§ **Layout element annotations**:
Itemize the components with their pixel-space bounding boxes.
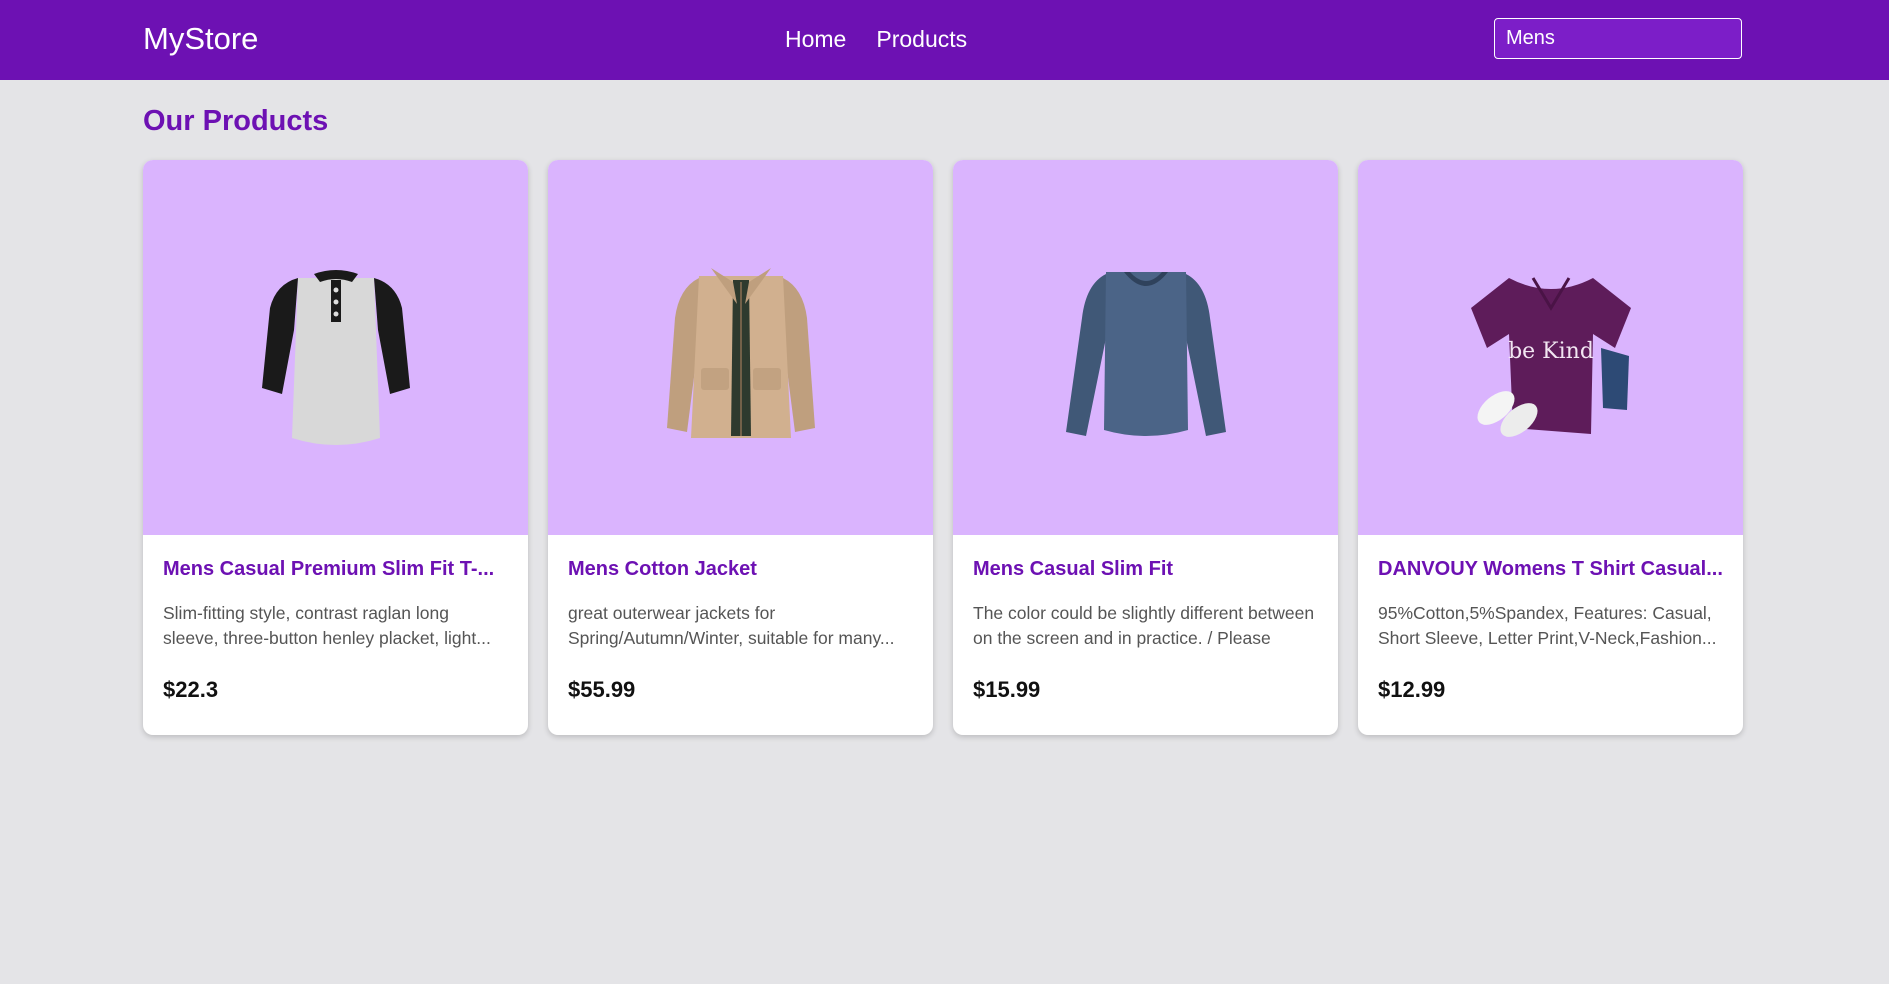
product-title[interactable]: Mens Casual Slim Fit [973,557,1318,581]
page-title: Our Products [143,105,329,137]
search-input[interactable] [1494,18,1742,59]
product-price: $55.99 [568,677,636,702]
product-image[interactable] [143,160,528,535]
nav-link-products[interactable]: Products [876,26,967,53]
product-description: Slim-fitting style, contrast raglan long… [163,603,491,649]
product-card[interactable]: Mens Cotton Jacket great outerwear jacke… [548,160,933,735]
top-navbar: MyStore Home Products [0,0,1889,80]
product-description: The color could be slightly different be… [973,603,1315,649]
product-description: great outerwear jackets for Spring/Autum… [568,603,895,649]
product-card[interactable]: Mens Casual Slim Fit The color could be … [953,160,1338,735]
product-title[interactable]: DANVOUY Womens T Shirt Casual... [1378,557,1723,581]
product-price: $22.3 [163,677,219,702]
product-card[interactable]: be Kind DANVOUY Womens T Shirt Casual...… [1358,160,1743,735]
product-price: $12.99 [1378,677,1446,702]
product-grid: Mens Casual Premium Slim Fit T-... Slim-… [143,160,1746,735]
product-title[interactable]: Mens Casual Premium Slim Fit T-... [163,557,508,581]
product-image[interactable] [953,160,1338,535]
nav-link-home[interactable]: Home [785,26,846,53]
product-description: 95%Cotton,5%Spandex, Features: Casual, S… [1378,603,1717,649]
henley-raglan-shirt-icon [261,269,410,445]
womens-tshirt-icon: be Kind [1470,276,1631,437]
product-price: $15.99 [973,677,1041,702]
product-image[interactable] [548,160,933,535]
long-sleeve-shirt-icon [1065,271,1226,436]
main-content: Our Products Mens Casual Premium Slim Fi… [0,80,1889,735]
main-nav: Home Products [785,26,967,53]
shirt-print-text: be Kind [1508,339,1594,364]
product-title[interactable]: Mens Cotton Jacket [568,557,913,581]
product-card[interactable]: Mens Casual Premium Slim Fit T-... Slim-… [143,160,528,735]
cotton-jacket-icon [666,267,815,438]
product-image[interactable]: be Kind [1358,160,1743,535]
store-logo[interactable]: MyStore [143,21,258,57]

§ **Task directions**: Revise the rows from the line containing "product-title[interactable]: Mens Casual Slim" down through the line containing "product-price: $12.99 [1378,677,1446,702]", changing "product-price" to "item-price" and keeping everything else identical. Return only those lines.

§ **Result of this task**:
product-title[interactable]: Mens Casual Slim Fit [973,557,1318,581]
page-title: Our Products [143,105,329,137]
search-input[interactable] [1494,18,1742,59]
item-price: $55.99 [568,677,636,702]
product-image[interactable] [143,160,528,535]
nav-link-products[interactable]: Products [876,26,967,53]
product-description: Slim-fitting style, contrast raglan long… [163,603,491,649]
product-card[interactable]: Mens Cotton Jacket great outerwear jacke… [548,160,933,735]
top-navbar: MyStore Home Products [0,0,1889,80]
product-description: The color could be slightly different be… [973,603,1315,649]
product-description: great outerwear jackets for Spring/Autum… [568,603,895,649]
product-card[interactable]: Mens Casual Slim Fit The color could be … [953,160,1338,735]
product-title[interactable]: DANVOUY Womens T Shirt Casual... [1378,557,1723,581]
item-price: $22.3 [163,677,219,702]
product-card[interactable]: be Kind DANVOUY Womens T Shirt Casual...… [1358,160,1743,735]
item-price: $12.99 [1378,677,1446,702]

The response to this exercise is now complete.